---------- PROVIDED INFORMATION
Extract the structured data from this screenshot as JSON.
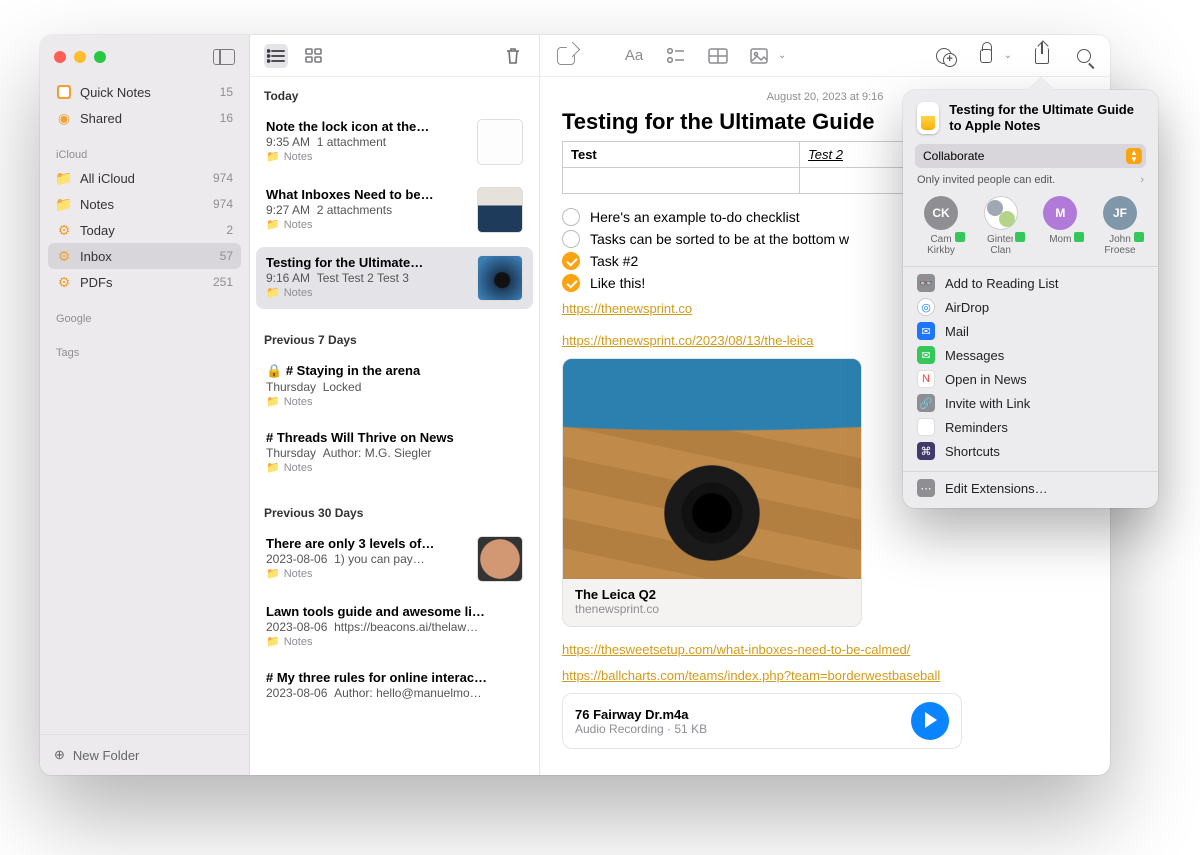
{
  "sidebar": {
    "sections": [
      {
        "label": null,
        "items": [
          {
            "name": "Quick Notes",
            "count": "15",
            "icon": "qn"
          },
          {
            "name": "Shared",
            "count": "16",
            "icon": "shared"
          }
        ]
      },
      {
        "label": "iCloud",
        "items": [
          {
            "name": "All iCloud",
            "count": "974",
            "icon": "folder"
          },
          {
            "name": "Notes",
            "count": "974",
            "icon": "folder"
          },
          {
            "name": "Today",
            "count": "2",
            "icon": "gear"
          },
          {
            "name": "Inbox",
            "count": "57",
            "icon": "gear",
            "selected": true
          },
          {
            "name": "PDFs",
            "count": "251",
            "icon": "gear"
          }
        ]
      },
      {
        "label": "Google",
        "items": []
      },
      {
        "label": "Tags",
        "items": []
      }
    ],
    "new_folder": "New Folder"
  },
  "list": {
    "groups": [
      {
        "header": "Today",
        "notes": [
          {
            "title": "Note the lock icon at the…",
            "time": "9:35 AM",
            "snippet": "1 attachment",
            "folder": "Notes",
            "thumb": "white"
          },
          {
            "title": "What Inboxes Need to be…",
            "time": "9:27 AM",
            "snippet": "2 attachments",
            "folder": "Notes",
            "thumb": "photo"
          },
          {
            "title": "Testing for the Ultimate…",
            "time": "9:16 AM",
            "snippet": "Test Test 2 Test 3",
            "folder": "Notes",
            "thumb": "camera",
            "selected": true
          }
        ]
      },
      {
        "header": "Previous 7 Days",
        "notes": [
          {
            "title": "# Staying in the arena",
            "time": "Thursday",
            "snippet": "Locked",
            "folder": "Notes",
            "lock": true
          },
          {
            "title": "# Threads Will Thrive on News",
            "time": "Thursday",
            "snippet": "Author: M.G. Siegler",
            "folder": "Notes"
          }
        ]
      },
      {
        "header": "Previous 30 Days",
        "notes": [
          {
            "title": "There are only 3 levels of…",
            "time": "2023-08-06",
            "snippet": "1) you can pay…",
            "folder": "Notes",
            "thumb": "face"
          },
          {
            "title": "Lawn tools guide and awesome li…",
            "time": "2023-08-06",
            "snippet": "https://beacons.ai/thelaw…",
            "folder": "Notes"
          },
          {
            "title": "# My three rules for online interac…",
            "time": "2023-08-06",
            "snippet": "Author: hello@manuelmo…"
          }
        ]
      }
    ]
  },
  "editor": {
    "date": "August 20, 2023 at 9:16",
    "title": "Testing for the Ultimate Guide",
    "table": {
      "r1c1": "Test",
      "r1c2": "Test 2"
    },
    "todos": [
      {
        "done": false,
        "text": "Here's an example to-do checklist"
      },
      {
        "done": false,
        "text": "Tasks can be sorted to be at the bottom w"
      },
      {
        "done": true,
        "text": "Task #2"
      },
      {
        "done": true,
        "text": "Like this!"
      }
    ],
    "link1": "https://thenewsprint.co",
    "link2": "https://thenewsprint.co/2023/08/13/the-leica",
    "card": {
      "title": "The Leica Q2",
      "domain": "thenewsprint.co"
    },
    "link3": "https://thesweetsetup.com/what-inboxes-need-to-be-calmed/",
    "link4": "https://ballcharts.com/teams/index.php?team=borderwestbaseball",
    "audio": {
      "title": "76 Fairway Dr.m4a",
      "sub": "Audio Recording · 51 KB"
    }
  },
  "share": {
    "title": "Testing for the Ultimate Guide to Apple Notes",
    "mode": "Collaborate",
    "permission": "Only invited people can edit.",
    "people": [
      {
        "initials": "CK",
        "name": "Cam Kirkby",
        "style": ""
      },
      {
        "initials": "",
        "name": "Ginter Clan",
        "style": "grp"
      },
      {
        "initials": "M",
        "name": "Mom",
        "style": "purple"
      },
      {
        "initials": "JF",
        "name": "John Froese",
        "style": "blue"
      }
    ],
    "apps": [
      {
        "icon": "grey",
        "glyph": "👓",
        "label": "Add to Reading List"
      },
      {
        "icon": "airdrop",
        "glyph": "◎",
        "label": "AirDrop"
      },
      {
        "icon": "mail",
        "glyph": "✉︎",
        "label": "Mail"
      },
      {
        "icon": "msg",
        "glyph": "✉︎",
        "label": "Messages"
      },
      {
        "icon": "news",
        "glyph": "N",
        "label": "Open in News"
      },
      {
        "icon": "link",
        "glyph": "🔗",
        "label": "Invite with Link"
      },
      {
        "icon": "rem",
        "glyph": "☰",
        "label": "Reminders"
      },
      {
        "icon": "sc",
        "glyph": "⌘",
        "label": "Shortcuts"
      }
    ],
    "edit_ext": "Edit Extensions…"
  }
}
--------------------
Above are some records. Count the lines among them with the word "https", and answer with the number only.

> [SOLUTION TO THIS EXERCISE]
5